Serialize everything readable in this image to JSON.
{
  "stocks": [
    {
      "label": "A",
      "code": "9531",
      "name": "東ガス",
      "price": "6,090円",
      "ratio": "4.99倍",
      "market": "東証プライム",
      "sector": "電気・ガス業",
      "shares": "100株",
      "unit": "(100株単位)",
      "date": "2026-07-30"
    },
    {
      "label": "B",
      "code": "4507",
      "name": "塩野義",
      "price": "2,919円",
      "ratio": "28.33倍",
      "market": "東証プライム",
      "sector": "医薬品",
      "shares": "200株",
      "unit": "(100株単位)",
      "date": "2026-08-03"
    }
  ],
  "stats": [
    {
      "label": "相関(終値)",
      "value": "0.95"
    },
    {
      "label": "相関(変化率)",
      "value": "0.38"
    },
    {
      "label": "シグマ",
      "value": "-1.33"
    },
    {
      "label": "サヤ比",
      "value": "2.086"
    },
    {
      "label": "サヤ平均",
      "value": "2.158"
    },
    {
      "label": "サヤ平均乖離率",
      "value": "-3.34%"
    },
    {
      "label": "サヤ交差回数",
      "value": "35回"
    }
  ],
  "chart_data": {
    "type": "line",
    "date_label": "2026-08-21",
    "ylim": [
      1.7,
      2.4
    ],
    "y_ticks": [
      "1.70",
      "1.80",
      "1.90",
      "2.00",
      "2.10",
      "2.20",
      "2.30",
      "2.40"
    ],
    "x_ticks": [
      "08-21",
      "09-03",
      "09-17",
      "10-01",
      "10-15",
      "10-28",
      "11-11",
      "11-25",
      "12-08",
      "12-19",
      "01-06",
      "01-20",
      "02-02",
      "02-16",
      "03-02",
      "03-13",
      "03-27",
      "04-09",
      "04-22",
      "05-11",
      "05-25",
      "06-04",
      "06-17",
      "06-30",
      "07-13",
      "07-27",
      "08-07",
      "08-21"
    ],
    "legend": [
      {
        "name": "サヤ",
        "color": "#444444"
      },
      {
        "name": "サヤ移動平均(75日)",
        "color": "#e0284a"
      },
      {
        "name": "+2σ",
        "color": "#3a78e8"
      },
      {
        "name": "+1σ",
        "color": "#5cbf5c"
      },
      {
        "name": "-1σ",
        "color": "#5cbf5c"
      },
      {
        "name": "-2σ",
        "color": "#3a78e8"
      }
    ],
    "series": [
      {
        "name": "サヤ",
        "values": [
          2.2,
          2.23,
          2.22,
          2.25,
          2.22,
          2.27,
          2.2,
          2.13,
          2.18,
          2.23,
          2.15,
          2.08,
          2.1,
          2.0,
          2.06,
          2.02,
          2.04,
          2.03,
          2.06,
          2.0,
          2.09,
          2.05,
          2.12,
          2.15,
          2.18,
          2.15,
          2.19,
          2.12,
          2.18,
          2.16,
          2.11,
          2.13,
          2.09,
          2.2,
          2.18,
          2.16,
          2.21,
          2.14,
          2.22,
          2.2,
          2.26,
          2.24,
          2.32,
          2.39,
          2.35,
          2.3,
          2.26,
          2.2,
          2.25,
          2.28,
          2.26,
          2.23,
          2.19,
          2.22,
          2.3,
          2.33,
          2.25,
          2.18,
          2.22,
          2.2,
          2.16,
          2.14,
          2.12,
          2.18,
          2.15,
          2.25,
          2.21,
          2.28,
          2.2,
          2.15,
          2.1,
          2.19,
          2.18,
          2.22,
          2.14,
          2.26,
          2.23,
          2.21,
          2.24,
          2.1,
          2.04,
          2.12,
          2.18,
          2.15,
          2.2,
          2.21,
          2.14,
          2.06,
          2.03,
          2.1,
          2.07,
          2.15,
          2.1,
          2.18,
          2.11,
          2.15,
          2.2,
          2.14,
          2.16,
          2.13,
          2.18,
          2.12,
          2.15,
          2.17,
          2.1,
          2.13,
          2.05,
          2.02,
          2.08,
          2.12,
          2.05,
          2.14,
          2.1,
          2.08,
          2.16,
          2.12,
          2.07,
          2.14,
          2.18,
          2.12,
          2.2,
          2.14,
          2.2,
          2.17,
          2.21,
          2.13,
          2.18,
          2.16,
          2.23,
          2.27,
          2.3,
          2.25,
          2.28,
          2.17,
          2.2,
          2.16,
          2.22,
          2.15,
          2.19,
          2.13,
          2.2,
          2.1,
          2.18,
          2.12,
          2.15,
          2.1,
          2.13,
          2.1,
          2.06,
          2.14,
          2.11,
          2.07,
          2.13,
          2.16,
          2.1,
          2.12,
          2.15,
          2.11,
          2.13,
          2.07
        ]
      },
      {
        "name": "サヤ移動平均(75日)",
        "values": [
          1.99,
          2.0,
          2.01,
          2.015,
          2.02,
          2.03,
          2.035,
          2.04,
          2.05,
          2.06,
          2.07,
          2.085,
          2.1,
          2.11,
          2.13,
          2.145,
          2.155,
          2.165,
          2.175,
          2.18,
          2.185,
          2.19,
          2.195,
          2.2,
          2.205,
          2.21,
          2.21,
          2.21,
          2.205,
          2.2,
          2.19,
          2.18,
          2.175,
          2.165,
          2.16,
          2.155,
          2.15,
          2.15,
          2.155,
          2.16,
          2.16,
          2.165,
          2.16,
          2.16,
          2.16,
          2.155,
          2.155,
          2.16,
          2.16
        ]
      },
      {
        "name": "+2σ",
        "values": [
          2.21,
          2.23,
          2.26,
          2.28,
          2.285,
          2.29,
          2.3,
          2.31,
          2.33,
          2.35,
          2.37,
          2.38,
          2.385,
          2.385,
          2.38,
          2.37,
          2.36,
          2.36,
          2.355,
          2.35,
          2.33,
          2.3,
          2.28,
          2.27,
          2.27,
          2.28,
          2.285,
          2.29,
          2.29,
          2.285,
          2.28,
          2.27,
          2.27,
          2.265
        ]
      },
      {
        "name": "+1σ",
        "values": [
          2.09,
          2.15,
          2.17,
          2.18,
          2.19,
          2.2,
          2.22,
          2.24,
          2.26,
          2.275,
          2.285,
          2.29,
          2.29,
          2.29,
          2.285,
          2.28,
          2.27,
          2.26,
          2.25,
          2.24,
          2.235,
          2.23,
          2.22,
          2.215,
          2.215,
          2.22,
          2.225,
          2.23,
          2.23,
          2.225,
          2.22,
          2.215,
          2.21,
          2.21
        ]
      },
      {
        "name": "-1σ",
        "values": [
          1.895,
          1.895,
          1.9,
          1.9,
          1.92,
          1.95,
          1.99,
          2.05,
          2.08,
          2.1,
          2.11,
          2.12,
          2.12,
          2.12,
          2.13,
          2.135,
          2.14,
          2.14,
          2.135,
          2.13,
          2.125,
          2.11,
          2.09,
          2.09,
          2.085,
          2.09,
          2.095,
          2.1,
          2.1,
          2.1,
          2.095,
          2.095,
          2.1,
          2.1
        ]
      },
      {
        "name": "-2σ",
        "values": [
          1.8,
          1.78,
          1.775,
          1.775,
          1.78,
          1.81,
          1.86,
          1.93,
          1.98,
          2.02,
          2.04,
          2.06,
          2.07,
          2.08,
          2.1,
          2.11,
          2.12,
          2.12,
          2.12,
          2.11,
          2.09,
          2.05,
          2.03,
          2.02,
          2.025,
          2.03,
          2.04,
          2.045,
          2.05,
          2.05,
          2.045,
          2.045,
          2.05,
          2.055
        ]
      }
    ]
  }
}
☆ ☆ ☆ ☆ ☆ ☆ ☆
= TASK PROMPT =
Return the full listing, character for character.

= EXERCISE OUTPUT =
Serialize everything readable in this image to JSON.
{
  "stocks": [
    {
      "label": "A",
      "code": "9531",
      "name": "東ガス",
      "price": "6,090円",
      "ratio": "4.99倍",
      "market": "東証プライム",
      "sector": "電気・ガス業",
      "shares": "100株",
      "unit": "(100株単位)",
      "date": "2026-07-30"
    },
    {
      "label": "B",
      "code": "4507",
      "name": "塩野義",
      "price": "2,919円",
      "ratio": "28.33倍",
      "market": "東証プライム",
      "sector": "医薬品",
      "shares": "200株",
      "unit": "(100株単位)",
      "date": "2026-08-03"
    }
  ],
  "stats": [
    {
      "label": "相関(終値)",
      "value": "0.95"
    },
    {
      "label": "相関(変化率)",
      "value": "0.38"
    },
    {
      "label": "シグマ",
      "value": "-1.33"
    },
    {
      "label": "サヤ比",
      "value": "2.086"
    },
    {
      "label": "サヤ平均",
      "value": "2.158"
    },
    {
      "label": "サヤ平均乖離率",
      "value": "-3.34%"
    },
    {
      "label": "サヤ交差回数",
      "value": "35回"
    }
  ],
  "chart_data": {
    "type": "line",
    "date_label": "2026-08-21",
    "ylim": [
      1.7,
      2.4
    ],
    "y_ticks": [
      "1.70",
      "1.80",
      "1.90",
      "2.00",
      "2.10",
      "2.20",
      "2.30",
      "2.40"
    ],
    "x_ticks": [
      "08-21",
      "09-03",
      "09-17",
      "10-01",
      "10-15",
      "10-28",
      "11-11",
      "11-25",
      "12-08",
      "12-19",
      "01-06",
      "01-20",
      "02-02",
      "02-16",
      "03-02",
      "03-13",
      "03-27",
      "04-09",
      "04-22",
      "05-11",
      "05-25",
      "06-04",
      "06-17",
      "06-30",
      "07-13",
      "07-27",
      "08-07",
      "08-21"
    ],
    "legend": [
      {
        "name": "サヤ",
        "color": "#444444"
      },
      {
        "name": "サヤ移動平均(75日)",
        "color": "#e0284a"
      },
      {
        "name": "+2σ",
        "color": "#3a78e8"
      },
      {
        "name": "+1σ",
        "color": "#5cbf5c"
      },
      {
        "name": "-1σ",
        "color": "#5cbf5c"
      },
      {
        "name": "-2σ",
        "color": "#3a78e8"
      }
    ],
    "series": [
      {
        "name": "サヤ",
        "values": [
          2.2,
          2.23,
          2.22,
          2.25,
          2.22,
          2.27,
          2.2,
          2.13,
          2.18,
          2.23,
          2.15,
          2.08,
          2.1,
          2.0,
          2.06,
          2.02,
          2.04,
          2.03,
          2.06,
          2.0,
          2.09,
          2.05,
          2.12,
          2.15,
          2.18,
          2.15,
          2.19,
          2.12,
          2.18,
          2.16,
          2.11,
          2.13,
          2.09,
          2.2,
          2.18,
          2.16,
          2.21,
          2.14,
          2.22,
          2.2,
          2.26,
          2.24,
          2.32,
          2.39,
          2.35,
          2.3,
          2.26,
          2.2,
          2.25,
          2.28,
          2.26,
          2.23,
          2.19,
          2.22,
          2.3,
          2.33,
          2.25,
          2.18,
          2.22,
          2.2,
          2.16,
          2.14,
          2.12,
          2.18,
          2.15,
          2.25,
          2.21,
          2.28,
          2.2,
          2.15,
          2.1,
          2.19,
          2.18,
          2.22,
          2.14,
          2.26,
          2.23,
          2.21,
          2.24,
          2.1,
          2.04,
          2.12,
          2.18,
          2.15,
          2.2,
          2.21,
          2.14,
          2.06,
          2.03,
          2.1,
          2.07,
          2.15,
          2.1,
          2.18,
          2.11,
          2.15,
          2.2,
          2.14,
          2.16,
          2.13,
          2.18,
          2.12,
          2.15,
          2.17,
          2.1,
          2.13,
          2.05,
          2.02,
          2.08,
          2.12,
          2.05,
          2.14,
          2.1,
          2.08,
          2.16,
          2.12,
          2.07,
          2.14,
          2.18,
          2.12,
          2.2,
          2.14,
          2.2,
          2.17,
          2.21,
          2.13,
          2.18,
          2.16,
          2.23,
          2.27,
          2.3,
          2.25,
          2.28,
          2.17,
          2.2,
          2.16,
          2.22,
          2.15,
          2.19,
          2.13,
          2.2,
          2.1,
          2.18,
          2.12,
          2.15,
          2.1,
          2.13,
          2.1,
          2.06,
          2.14,
          2.11,
          2.07,
          2.13,
          2.16,
          2.1,
          2.12,
          2.15,
          2.11,
          2.13,
          2.07
        ]
      },
      {
        "name": "サヤ移動平均(75日)",
        "values": [
          1.99,
          2.0,
          2.01,
          2.015,
          2.02,
          2.03,
          2.035,
          2.04,
          2.05,
          2.06,
          2.07,
          2.085,
          2.1,
          2.11,
          2.13,
          2.145,
          2.155,
          2.165,
          2.175,
          2.18,
          2.185,
          2.19,
          2.195,
          2.2,
          2.205,
          2.21,
          2.21,
          2.21,
          2.205,
          2.2,
          2.19,
          2.18,
          2.175,
          2.165,
          2.16,
          2.155,
          2.15,
          2.15,
          2.155,
          2.16,
          2.16,
          2.165,
          2.16,
          2.16,
          2.16,
          2.155,
          2.155,
          2.16,
          2.16
        ]
      },
      {
        "name": "+2σ",
        "values": [
          2.21,
          2.23,
          2.26,
          2.28,
          2.285,
          2.29,
          2.3,
          2.31,
          2.33,
          2.35,
          2.37,
          2.38,
          2.385,
          2.385,
          2.38,
          2.37,
          2.36,
          2.36,
          2.355,
          2.35,
          2.33,
          2.3,
          2.28,
          2.27,
          2.27,
          2.28,
          2.285,
          2.29,
          2.29,
          2.285,
          2.28,
          2.27,
          2.27,
          2.265
        ]
      },
      {
        "name": "+1σ",
        "values": [
          2.09,
          2.15,
          2.17,
          2.18,
          2.19,
          2.2,
          2.22,
          2.24,
          2.26,
          2.275,
          2.285,
          2.29,
          2.29,
          2.29,
          2.285,
          2.28,
          2.27,
          2.26,
          2.25,
          2.24,
          2.235,
          2.23,
          2.22,
          2.215,
          2.215,
          2.22,
          2.225,
          2.23,
          2.23,
          2.225,
          2.22,
          2.215,
          2.21,
          2.21
        ]
      },
      {
        "name": "-1σ",
        "values": [
          1.895,
          1.895,
          1.9,
          1.9,
          1.92,
          1.95,
          1.99,
          2.05,
          2.08,
          2.1,
          2.11,
          2.12,
          2.12,
          2.12,
          2.13,
          2.135,
          2.14,
          2.14,
          2.135,
          2.13,
          2.125,
          2.11,
          2.09,
          2.09,
          2.085,
          2.09,
          2.095,
          2.1,
          2.1,
          2.1,
          2.095,
          2.095,
          2.1,
          2.1
        ]
      },
      {
        "name": "-2σ",
        "values": [
          1.8,
          1.78,
          1.775,
          1.775,
          1.78,
          1.81,
          1.86,
          1.93,
          1.98,
          2.02,
          2.04,
          2.06,
          2.07,
          2.08,
          2.1,
          2.11,
          2.12,
          2.12,
          2.12,
          2.11,
          2.09,
          2.05,
          2.03,
          2.02,
          2.025,
          2.03,
          2.04,
          2.045,
          2.05,
          2.05,
          2.045,
          2.045,
          2.05,
          2.055
        ]
      }
    ]
  }
}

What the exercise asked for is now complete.